**WORK INSTRUCTIONS**
Copy the records that follow exactly as written, but not their pictures.

**EXTRACTED ENTRIES**
|---|
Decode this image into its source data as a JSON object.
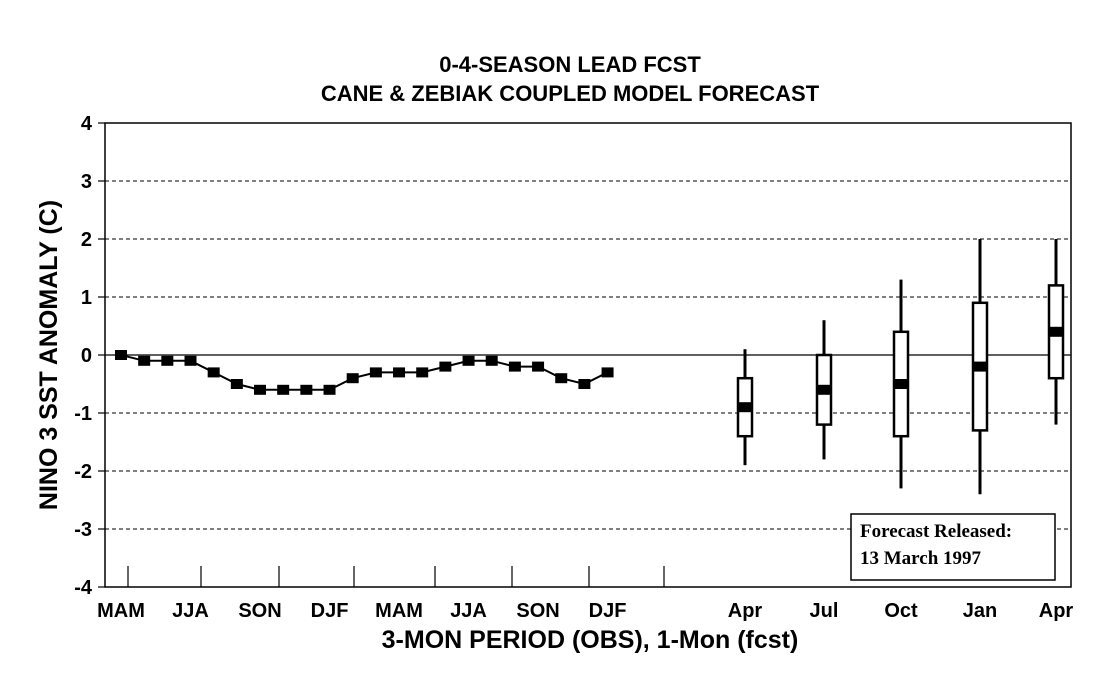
{
  "chart_data": {
    "type": "box_and_line",
    "title": "0-4-SEASON LEAD FCST",
    "subtitle": "CANE & ZEBIAK COUPLED MODEL FORECAST",
    "xlabel": "3-MON PERIOD (OBS), 1-Mon (fcst)",
    "ylabel": "NINO 3 SST ANOMALY (C)",
    "ylim": [
      -4,
      4
    ],
    "yticks": [
      "4",
      "3",
      "2",
      "1",
      "0",
      "-1",
      "-2",
      "-3",
      "-4"
    ],
    "grid": "dashed horizontal",
    "x_tick_labels": [
      "MAM",
      "JJA",
      "SON",
      "DJF",
      "MAM",
      "JJA",
      "SON",
      "DJF",
      "Apr",
      "Jul",
      "Oct",
      "Jan",
      "Apr"
    ],
    "observed": {
      "values": [
        0.0,
        -0.1,
        -0.1,
        -0.1,
        -0.3,
        -0.5,
        -0.6,
        -0.6,
        -0.6,
        -0.6,
        -0.4,
        -0.3,
        -0.3,
        -0.3,
        -0.2,
        -0.1,
        -0.1,
        -0.2,
        -0.2,
        -0.4,
        -0.5,
        -0.3
      ]
    },
    "forecast": [
      {
        "period": "Apr",
        "whisker_high": 0.1,
        "box_high": -0.4,
        "median": -0.9,
        "box_low": -1.4,
        "whisker_low": -1.9
      },
      {
        "period": "Jul",
        "whisker_high": 0.6,
        "box_high": 0.0,
        "median": -0.6,
        "box_low": -1.2,
        "whisker_low": -1.8
      },
      {
        "period": "Oct",
        "whisker_high": 1.3,
        "box_high": 0.4,
        "median": -0.5,
        "box_low": -1.4,
        "whisker_low": -2.3
      },
      {
        "period": "Jan",
        "whisker_high": 2.0,
        "box_high": 0.9,
        "median": -0.2,
        "box_low": -1.3,
        "whisker_low": -2.4
      },
      {
        "period": "Apr",
        "whisker_high": 2.0,
        "box_high": 1.2,
        "median": 0.4,
        "box_low": -0.4,
        "whisker_low": -1.2
      }
    ],
    "annotation": {
      "line1": "Forecast Released:",
      "line2": "13 March 1997"
    }
  }
}
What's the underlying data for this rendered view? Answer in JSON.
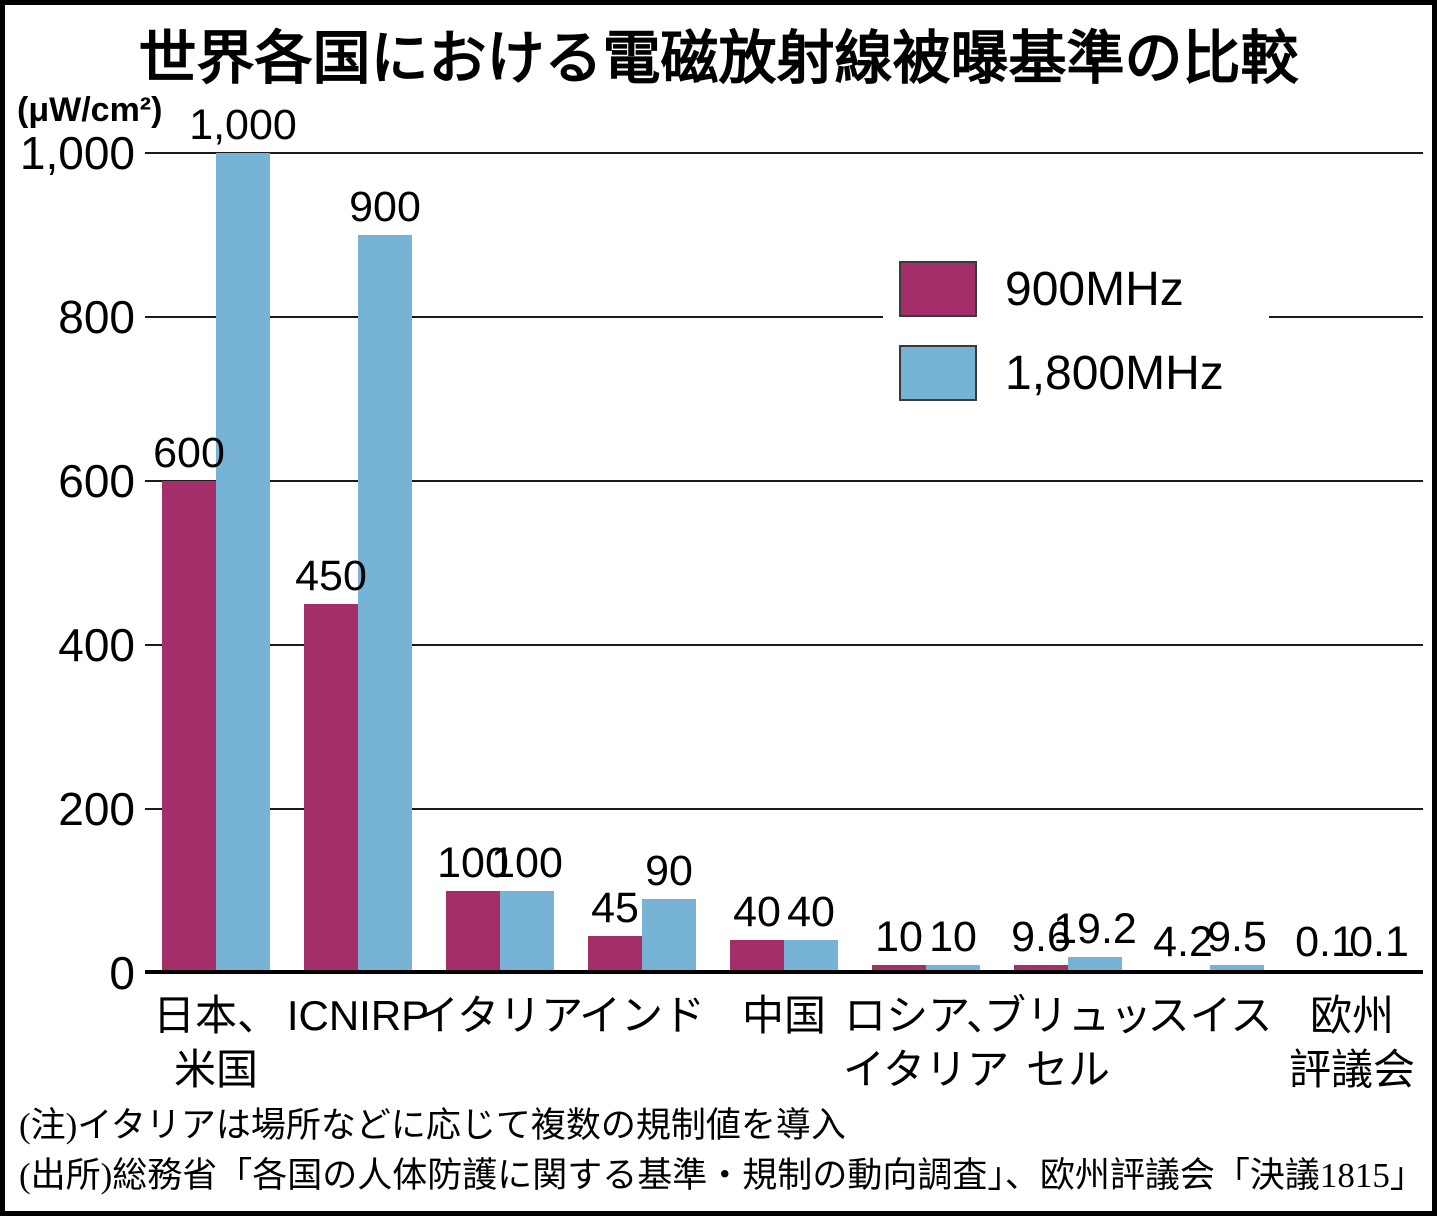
|---|
**ANSWER FOR THIS EXERCISE**
Decode this image into its source data as a JSON object.
{
  "chart_data": {
    "type": "box_and_line",
    "title": "0-4-SEASON LEAD FCST",
    "subtitle": "CANE & ZEBIAK COUPLED MODEL FORECAST",
    "xlabel": "3-MON PERIOD (OBS), 1-Mon (fcst)",
    "ylabel": "NINO 3 SST ANOMALY (C)",
    "ylim": [
      -4,
      4
    ],
    "yticks": [
      "4",
      "3",
      "2",
      "1",
      "0",
      "-1",
      "-2",
      "-3",
      "-4"
    ],
    "grid": "dashed horizontal",
    "x_tick_labels": [
      "MAM",
      "JJA",
      "SON",
      "DJF",
      "MAM",
      "JJA",
      "SON",
      "DJF",
      "Apr",
      "Jul",
      "Oct",
      "Jan",
      "Apr"
    ],
    "observed": {
      "values": [
        0.0,
        -0.1,
        -0.1,
        -0.1,
        -0.3,
        -0.5,
        -0.6,
        -0.6,
        -0.6,
        -0.6,
        -0.4,
        -0.3,
        -0.3,
        -0.3,
        -0.2,
        -0.1,
        -0.1,
        -0.2,
        -0.2,
        -0.4,
        -0.5,
        -0.3
      ]
    },
    "forecast": [
      {
        "period": "Apr",
        "whisker_high": 0.1,
        "box_high": -0.4,
        "median": -0.9,
        "box_low": -1.4,
        "whisker_low": -1.9
      },
      {
        "period": "Jul",
        "whisker_high": 0.6,
        "box_high": 0.0,
        "median": -0.6,
        "box_low": -1.2,
        "whisker_low": -1.8
      },
      {
        "period": "Oct",
        "whisker_high": 1.3,
        "box_high": 0.4,
        "median": -0.5,
        "box_low": -1.4,
        "whisker_low": -2.3
      },
      {
        "period": "Jan",
        "whisker_high": 2.0,
        "box_high": 0.9,
        "median": -0.2,
        "box_low": -1.3,
        "whisker_low": -2.4
      },
      {
        "period": "Apr",
        "whisker_high": 2.0,
        "box_high": 1.2,
        "median": 0.4,
        "box_low": -0.4,
        "whisker_low": -1.2
      }
    ],
    "annotation": {
      "line1": "Forecast Released:",
      "line2": "13 March 1997"
    }
  }
}
What's the underlying data for this rendered view? Answer in JSON.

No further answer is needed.